• **Excerpt**:
===============

Subdivisions, Rezonings, and Development Applications

Long-Form Subdivision Applications (DASZ, DAS)

Follow the Development Application Subdivision and Rezoning (DASZ) process if your proposed Plan of Subdivision:subdivision graphic

 

  • Creates new lots and requires a zoning change but does not create any new streets or lanes
  • Requires a zoning classification change or rezoning and creates new public streets and/or lanes

 

Follow the Development Application Subdivision (DAS) process if your proposal includes a subdivision and the creation of new streets without a zoning change

  • A long-form subdivision application is a longer process than the short-form process due to the requirement for Council approval.

If you are not proposing to create any new public rights-of-way and your proposed Plan of Subdivision complies with the existing zoning classification, use the short-form subdivision application (DASSF) procedure.

Long-Form Subdivision Application Overview

Before you subdivide land into lots in order to sell one or more of them, you must receive approval from the City of Winnipeg. Follow these steps:

  • Make an application with the Zoning and Permits Branch at Unit 31 - 30 Fort Street. Learn about application requirements and fees.  Note: subdivision mylars are expensive and not necessary when submitting an application.
  • Obtain approval from the City of Winnipeg. Do not begin work on the mylars until your application has received approval.
  • Fulfill all conditions required by the Council in order to obtain final approval and plan registration
  • Enter into a zoning agreement with the City, as appropriate and required
  • Register a Plan of Subdivision in the Winnipeg Land Titles Office

Description of Plan of Subdivision

  • A legal document prepared by a Manitoba land surveyor and registered in the Winnipeg Land Titles Office
  • Often referred to as mylars
  • Includes:
    • The precise boundaries and dimensions of a lot or lots
    • The location and names of any new public streets and/or lanes and existing boundary streets
    • The basic configuration of existing lots within the immediate surrounding area
  • Does not identify the location of existing buildings

Additional Information

Time Frame
The time required to obtain final approval of your application may vary considerably, depending on the scope of your proposal and the number and type of conditions. Your application can take six to twelve months to complete. Therefore, you should be cautious in scheduling any planned development on the land, as well as determining realistic possession dates in respect to the sale of your lot(s).

Application Review

Applications are reviewed for conformity to adopted plans and zoning by-laws.

  • If your application does not conform to an adopted plan, you would be advised that an amendment to that plan is required before your subdivision could be referred for approval.
  • A zoning officer determines if your proposal conforms to relevant zoning regulations.
  • If a variance of the zoning regulations is required, it would have to be approved at some point before your subdivision could be finalized.
  • The planner provides advice on the application, including changes that might be recommended as desirable or necessary to gain approval.

Your application is next circulated to concerned agencies, such as public utilities and other civic departments, for review and comment as to what conditions may be necessary for approval of your subdivision. Required conditions may include:

  • To allow development to take place on your proposed lots, the public street or lane bordering your property may require upgrading or underground services may need to be extended.

===============

• **Set tasks**:
1) Copy out word for word the passage of the subdivision text from "Additional Information" to "of your lot(s).".
2) Rewrite the records from the start through the line containing "- bar: [580, 500, 677, 540]", replacing "x-tick-label" with "category-label" and leaving everything else unchanged.
The text and the records have no connection to each other.

[Layout dataset entries]
===============

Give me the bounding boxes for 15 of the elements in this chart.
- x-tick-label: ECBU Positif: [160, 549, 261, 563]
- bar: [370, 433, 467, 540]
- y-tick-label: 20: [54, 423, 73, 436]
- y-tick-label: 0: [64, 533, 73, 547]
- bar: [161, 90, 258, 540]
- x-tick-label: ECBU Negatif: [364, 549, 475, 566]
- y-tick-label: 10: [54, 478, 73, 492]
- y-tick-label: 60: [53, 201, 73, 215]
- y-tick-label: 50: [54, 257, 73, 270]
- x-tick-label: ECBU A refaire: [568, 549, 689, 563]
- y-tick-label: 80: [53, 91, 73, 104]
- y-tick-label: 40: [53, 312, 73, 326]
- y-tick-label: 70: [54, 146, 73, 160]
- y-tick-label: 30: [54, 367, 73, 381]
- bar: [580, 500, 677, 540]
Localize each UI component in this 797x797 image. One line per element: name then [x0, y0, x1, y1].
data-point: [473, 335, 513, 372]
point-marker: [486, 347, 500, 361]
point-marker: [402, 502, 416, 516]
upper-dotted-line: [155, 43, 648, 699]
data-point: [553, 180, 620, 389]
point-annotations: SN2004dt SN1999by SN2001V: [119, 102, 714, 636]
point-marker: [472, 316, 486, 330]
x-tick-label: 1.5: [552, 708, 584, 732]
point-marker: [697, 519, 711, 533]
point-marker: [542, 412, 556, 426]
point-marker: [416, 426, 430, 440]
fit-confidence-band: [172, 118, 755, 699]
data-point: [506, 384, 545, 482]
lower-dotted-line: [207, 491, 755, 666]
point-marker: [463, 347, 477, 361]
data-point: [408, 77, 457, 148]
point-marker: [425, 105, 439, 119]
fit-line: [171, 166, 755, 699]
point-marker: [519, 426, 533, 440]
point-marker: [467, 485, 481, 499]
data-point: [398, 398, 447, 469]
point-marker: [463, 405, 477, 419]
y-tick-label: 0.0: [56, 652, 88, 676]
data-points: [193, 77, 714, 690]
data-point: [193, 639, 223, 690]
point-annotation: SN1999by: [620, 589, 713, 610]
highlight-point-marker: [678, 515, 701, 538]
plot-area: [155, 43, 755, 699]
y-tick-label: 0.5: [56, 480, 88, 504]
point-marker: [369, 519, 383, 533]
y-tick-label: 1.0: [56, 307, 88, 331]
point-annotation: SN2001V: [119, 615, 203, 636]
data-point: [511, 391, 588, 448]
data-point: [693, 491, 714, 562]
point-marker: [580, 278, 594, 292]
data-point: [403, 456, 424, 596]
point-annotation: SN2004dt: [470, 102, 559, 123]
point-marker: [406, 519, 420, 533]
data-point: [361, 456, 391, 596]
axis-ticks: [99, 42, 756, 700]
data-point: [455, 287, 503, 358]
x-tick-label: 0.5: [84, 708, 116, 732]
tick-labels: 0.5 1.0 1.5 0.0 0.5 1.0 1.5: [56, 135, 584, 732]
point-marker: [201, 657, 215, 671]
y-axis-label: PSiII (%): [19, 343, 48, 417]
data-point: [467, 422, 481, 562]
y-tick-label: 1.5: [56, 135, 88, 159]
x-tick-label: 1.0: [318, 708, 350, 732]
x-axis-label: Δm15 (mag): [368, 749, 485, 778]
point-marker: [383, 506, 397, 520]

===============

• **Task responses**:
1)
Additional Information

Time Frame
The time required to obtain final approval of your application may vary considerably, depending on the scope of your proposal and the number and type of conditions. Your application can take six to twelve months to complete. Therefore, you should be cautious in scheduling any planned development on the land, as well as determining realistic possession dates in respect to the sale of your lot(s).

2)
Give me the bounding boxes for 15 of the elements in this chart.
- category-label: ECBU Positif: [160, 549, 261, 563]
- bar: [370, 433, 467, 540]
- y-tick-label: 20: [54, 423, 73, 436]
- y-tick-label: 0: [64, 533, 73, 547]
- bar: [161, 90, 258, 540]
- category-label: ECBU Negatif: [364, 549, 475, 566]
- y-tick-label: 10: [54, 478, 73, 492]
- y-tick-label: 60: [53, 201, 73, 215]
- y-tick-label: 50: [54, 257, 73, 270]
- category-label: ECBU A refaire: [568, 549, 689, 563]
- y-tick-label: 80: [53, 91, 73, 104]
- y-tick-label: 40: [53, 312, 73, 326]
- y-tick-label: 70: [54, 146, 73, 160]
- y-tick-label: 30: [54, 367, 73, 381]
- bar: [580, 500, 677, 540]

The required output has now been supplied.